### TO BE DONE
Transcribe the records that follow, preserving every word.

### DATA SUPPLIED
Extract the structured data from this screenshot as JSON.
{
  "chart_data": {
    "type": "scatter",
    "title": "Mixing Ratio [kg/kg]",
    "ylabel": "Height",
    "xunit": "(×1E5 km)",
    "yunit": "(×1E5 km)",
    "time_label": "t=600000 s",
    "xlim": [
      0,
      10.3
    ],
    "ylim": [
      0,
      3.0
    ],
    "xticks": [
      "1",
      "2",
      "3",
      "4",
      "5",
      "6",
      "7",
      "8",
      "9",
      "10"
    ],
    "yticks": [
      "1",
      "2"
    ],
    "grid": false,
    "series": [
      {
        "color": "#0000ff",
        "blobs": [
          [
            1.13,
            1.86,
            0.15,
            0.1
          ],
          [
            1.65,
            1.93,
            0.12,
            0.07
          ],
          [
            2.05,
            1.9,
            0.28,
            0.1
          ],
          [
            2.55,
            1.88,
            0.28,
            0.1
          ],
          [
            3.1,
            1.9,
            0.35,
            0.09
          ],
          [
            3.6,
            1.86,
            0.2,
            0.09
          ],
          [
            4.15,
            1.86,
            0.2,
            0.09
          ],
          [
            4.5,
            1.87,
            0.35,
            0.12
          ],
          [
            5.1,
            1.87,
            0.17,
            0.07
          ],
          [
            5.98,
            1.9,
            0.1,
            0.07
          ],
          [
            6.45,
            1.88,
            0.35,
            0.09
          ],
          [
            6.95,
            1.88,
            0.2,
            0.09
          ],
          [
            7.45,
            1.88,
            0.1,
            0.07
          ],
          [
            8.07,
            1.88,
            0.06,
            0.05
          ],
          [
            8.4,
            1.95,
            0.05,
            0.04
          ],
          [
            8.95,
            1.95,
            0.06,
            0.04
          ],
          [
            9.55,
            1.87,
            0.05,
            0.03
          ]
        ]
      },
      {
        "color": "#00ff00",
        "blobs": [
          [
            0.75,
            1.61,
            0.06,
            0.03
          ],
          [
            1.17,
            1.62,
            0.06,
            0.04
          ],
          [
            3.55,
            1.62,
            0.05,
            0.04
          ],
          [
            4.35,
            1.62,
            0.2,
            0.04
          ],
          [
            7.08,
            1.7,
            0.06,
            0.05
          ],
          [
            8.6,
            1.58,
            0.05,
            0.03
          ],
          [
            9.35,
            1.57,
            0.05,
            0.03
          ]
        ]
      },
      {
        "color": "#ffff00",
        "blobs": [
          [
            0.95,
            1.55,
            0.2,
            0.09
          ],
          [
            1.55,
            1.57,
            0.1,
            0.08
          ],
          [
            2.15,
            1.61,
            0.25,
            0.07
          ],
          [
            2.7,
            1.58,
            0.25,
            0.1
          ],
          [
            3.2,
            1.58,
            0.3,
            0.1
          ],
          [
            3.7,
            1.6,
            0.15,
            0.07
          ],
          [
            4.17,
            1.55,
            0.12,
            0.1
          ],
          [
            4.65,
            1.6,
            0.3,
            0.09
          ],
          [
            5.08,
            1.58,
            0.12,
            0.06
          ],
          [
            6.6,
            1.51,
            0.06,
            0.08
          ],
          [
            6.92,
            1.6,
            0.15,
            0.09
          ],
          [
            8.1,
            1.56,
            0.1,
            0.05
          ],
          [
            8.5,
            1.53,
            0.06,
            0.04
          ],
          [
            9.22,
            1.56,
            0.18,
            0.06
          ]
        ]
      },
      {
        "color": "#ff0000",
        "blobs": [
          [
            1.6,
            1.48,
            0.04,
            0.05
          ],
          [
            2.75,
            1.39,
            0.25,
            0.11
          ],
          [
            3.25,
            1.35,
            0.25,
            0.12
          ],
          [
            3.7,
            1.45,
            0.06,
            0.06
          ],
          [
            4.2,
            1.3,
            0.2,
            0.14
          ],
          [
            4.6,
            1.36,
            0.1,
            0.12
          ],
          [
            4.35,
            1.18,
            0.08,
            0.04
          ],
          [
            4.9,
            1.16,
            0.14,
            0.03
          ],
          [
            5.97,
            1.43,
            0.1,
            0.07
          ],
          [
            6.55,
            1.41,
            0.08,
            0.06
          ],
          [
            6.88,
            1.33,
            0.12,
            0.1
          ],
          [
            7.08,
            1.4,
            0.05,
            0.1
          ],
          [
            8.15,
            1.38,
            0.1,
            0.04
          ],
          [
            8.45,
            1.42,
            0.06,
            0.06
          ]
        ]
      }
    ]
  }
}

### OUTPUT FOR THIS EXERCISE
Extract the structured data from this screenshot as JSON.
{
  "chart_data": {
    "type": "scatter",
    "title": "Mixing Ratio [kg/kg]",
    "ylabel": "Height",
    "xunit": "(×1E5 km)",
    "yunit": "(×1E5 km)",
    "time_label": "t=600000 s",
    "xlim": [
      0,
      10.3
    ],
    "ylim": [
      0,
      3.0
    ],
    "xticks": [
      "1",
      "2",
      "3",
      "4",
      "5",
      "6",
      "7",
      "8",
      "9",
      "10"
    ],
    "yticks": [
      "1",
      "2"
    ],
    "grid": false,
    "series": [
      {
        "color": "#0000ff",
        "blobs": [
          [
            1.13,
            1.86,
            0.15,
            0.1
          ],
          [
            1.65,
            1.93,
            0.12,
            0.07
          ],
          [
            2.05,
            1.9,
            0.28,
            0.1
          ],
          [
            2.55,
            1.88,
            0.28,
            0.1
          ],
          [
            3.1,
            1.9,
            0.35,
            0.09
          ],
          [
            3.6,
            1.86,
            0.2,
            0.09
          ],
          [
            4.15,
            1.86,
            0.2,
            0.09
          ],
          [
            4.5,
            1.87,
            0.35,
            0.12
          ],
          [
            5.1,
            1.87,
            0.17,
            0.07
          ],
          [
            5.98,
            1.9,
            0.1,
            0.07
          ],
          [
            6.45,
            1.88,
            0.35,
            0.09
          ],
          [
            6.95,
            1.88,
            0.2,
            0.09
          ],
          [
            7.45,
            1.88,
            0.1,
            0.07
          ],
          [
            8.07,
            1.88,
            0.06,
            0.05
          ],
          [
            8.4,
            1.95,
            0.05,
            0.04
          ],
          [
            8.95,
            1.95,
            0.06,
            0.04
          ],
          [
            9.55,
            1.87,
            0.05,
            0.03
          ]
        ]
      },
      {
        "color": "#00ff00",
        "blobs": [
          [
            0.75,
            1.61,
            0.06,
            0.03
          ],
          [
            1.17,
            1.62,
            0.06,
            0.04
          ],
          [
            3.55,
            1.62,
            0.05,
            0.04
          ],
          [
            4.35,
            1.62,
            0.2,
            0.04
          ],
          [
            7.08,
            1.7,
            0.06,
            0.05
          ],
          [
            8.6,
            1.58,
            0.05,
            0.03
          ],
          [
            9.35,
            1.57,
            0.05,
            0.03
          ]
        ]
      },
      {
        "color": "#ffff00",
        "blobs": [
          [
            0.95,
            1.55,
            0.2,
            0.09
          ],
          [
            1.55,
            1.57,
            0.1,
            0.08
          ],
          [
            2.15,
            1.61,
            0.25,
            0.07
          ],
          [
            2.7,
            1.58,
            0.25,
            0.1
          ],
          [
            3.2,
            1.58,
            0.3,
            0.1
          ],
          [
            3.7,
            1.6,
            0.15,
            0.07
          ],
          [
            4.17,
            1.55,
            0.12,
            0.1
          ],
          [
            4.65,
            1.6,
            0.3,
            0.09
          ],
          [
            5.08,
            1.58,
            0.12,
            0.06
          ],
          [
            6.6,
            1.51,
            0.06,
            0.08
          ],
          [
            6.92,
            1.6,
            0.15,
            0.09
          ],
          [
            8.1,
            1.56,
            0.1,
            0.05
          ],
          [
            8.5,
            1.53,
            0.06,
            0.04
          ],
          [
            9.22,
            1.56,
            0.18,
            0.06
          ]
        ]
      },
      {
        "color": "#ff0000",
        "blobs": [
          [
            1.6,
            1.48,
            0.04,
            0.05
          ],
          [
            2.75,
            1.39,
            0.25,
            0.11
          ],
          [
            3.25,
            1.35,
            0.25,
            0.12
          ],
          [
            3.7,
            1.45,
            0.06,
            0.06
          ],
          [
            4.2,
            1.3,
            0.2,
            0.14
          ],
          [
            4.6,
            1.36,
            0.1,
            0.12
          ],
          [
            4.35,
            1.18,
            0.08,
            0.04
          ],
          [
            4.9,
            1.16,
            0.14,
            0.03
          ],
          [
            5.97,
            1.43,
            0.1,
            0.07
          ],
          [
            6.55,
            1.41,
            0.08,
            0.06
          ],
          [
            6.88,
            1.33,
            0.12,
            0.1
          ],
          [
            7.08,
            1.4,
            0.05,
            0.1
          ],
          [
            8.15,
            1.38,
            0.1,
            0.04
          ],
          [
            8.45,
            1.42,
            0.06,
            0.06
          ]
        ]
      }
    ]
  }
}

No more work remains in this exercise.